**Data entries**:
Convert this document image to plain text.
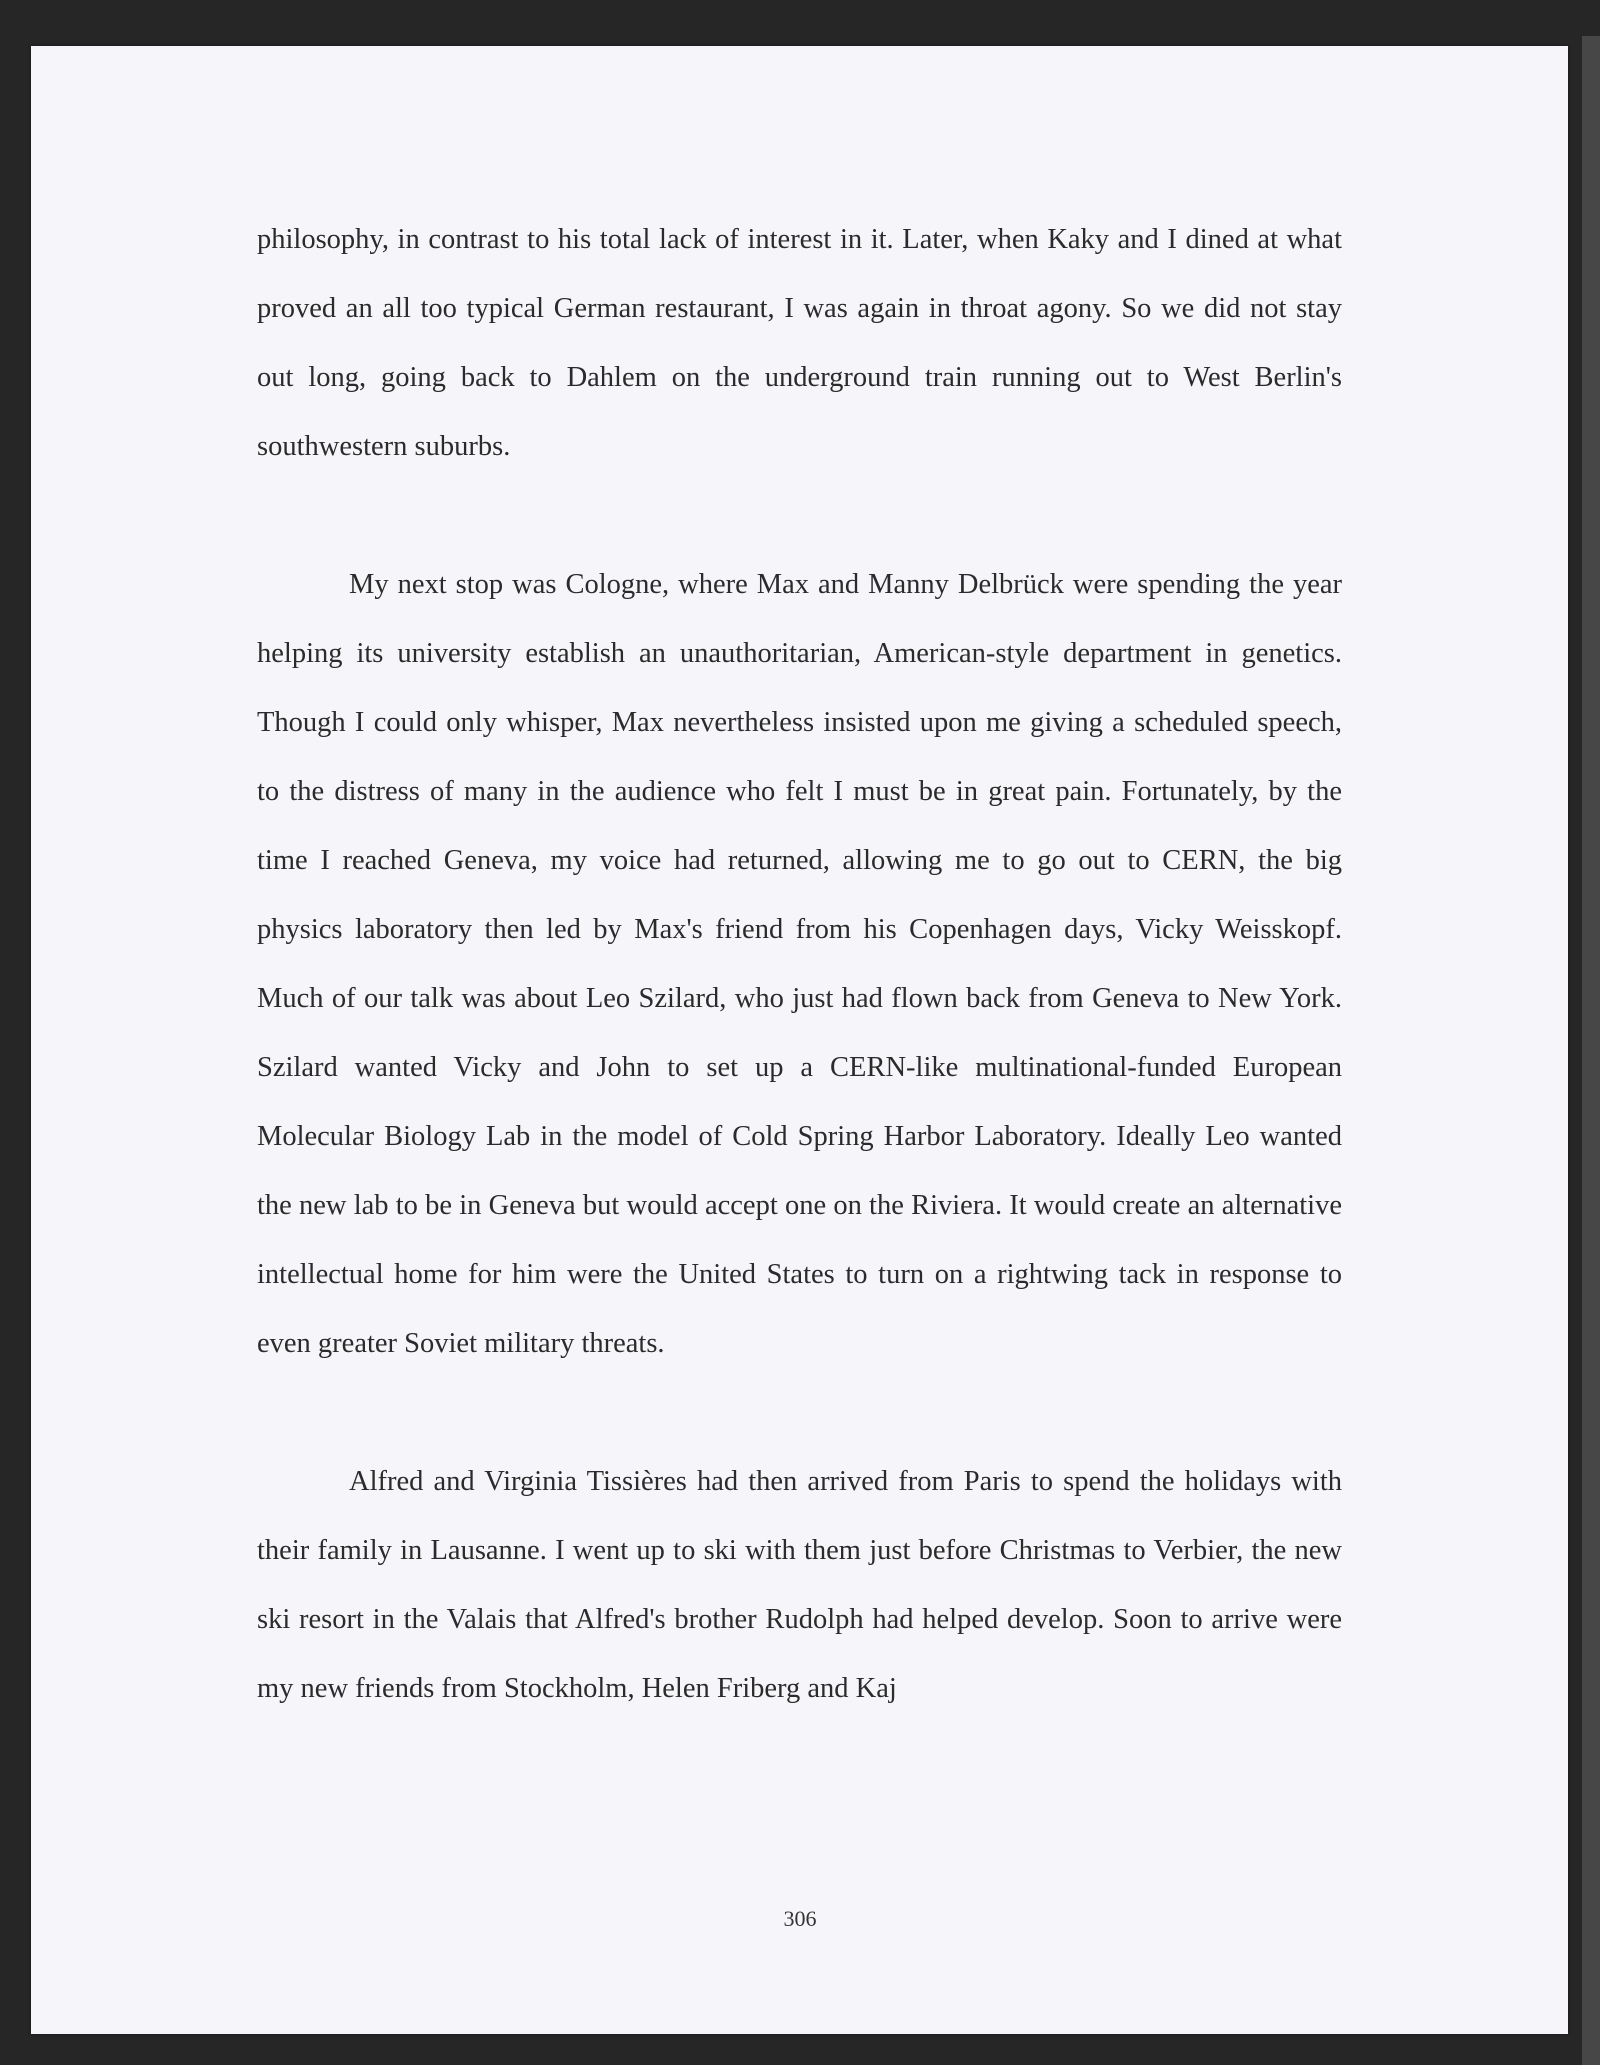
philosophy, in contrast to his total lack of interest in it. Later, when Kaky and I dined at what proved an all too typical German restaurant, I was again in throat agony. So we did not stay out long, going back to Dahlem on the underground train running out to West Berlin's southwestern suburbs.

My next stop was Cologne, where Max and Manny Delbrück were spending the year helping its university establish an unauthoritarian, American-style department in genetics. Though I could only whisper, Max nevertheless insisted upon me giving a scheduled speech, to the distress of many in the audience who felt I must be in great pain. Fortunately, by the time I reached Geneva, my voice had returned, allowing me to go out to CERN, the big physics laboratory then led by Max's friend from his Copenhagen days, Vicky Weisskopf. Much of our talk was about Leo Szilard, who just had flown back from Geneva to New York. Szilard wanted Vicky and John to set up a CERN-like multinational-funded European Molecular Biology Lab in the model of Cold Spring Harbor Laboratory. Ideally Leo wanted the new lab to be in Geneva but would accept one on the Riviera. It would create an alternative intellectual home for him were the United States to turn on a rightwing tack in response to even greater Soviet military threats.

Alfred and Virginia Tissières had then arrived from Paris to spend the holidays with their family in Lausanne. I went up to ski with them just before Christmas to Verbier, the new ski resort in the Valais that Alfred's brother Rudolph had helped develop. Soon to arrive were my new friends from Stockholm, Helen Friberg and Kaj

306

**Exercise requirements**: Go through the listing above and write it all out exactly, leaving out any picture.

**Written response**:
Convert this document image to plain text.
philosophy, in contrast to his total lack of interest in it. Later, when Kaky and I dined at what proved an all too typical German restaurant, I was again in throat agony. So we did not stay out long, going back to Dahlem on the underground train running out to West Berlin's southwestern suburbs.

My next stop was Cologne, where Max and Manny Delbrück were spending the year helping its university establish an unauthoritarian, American-style department in genetics. Though I could only whisper, Max nevertheless insisted upon me giving a scheduled speech, to the distress of many in the audience who felt I must be in great pain. Fortunately, by the time I reached Geneva, my voice had returned, allowing me to go out to CERN, the big physics laboratory then led by Max's friend from his Copenhagen days, Vicky Weisskopf. Much of our talk was about Leo Szilard, who just had flown back from Geneva to New York. Szilard wanted Vicky and John to set up a CERN-like multinational-funded European Molecular Biology Lab in the model of Cold Spring Harbor Laboratory. Ideally Leo wanted the new lab to be in Geneva but would accept one on the Riviera. It would create an alternative intellectual home for him were the United States to turn on a rightwing tack in response to even greater Soviet military threats.

Alfred and Virginia Tissières had then arrived from Paris to spend the holidays with their family in Lausanne. I went up to ski with them just before Christmas to Verbier, the new ski resort in the Valais that Alfred's brother Rudolph had helped develop. Soon to arrive were my new friends from Stockholm, Helen Friberg and Kaj

306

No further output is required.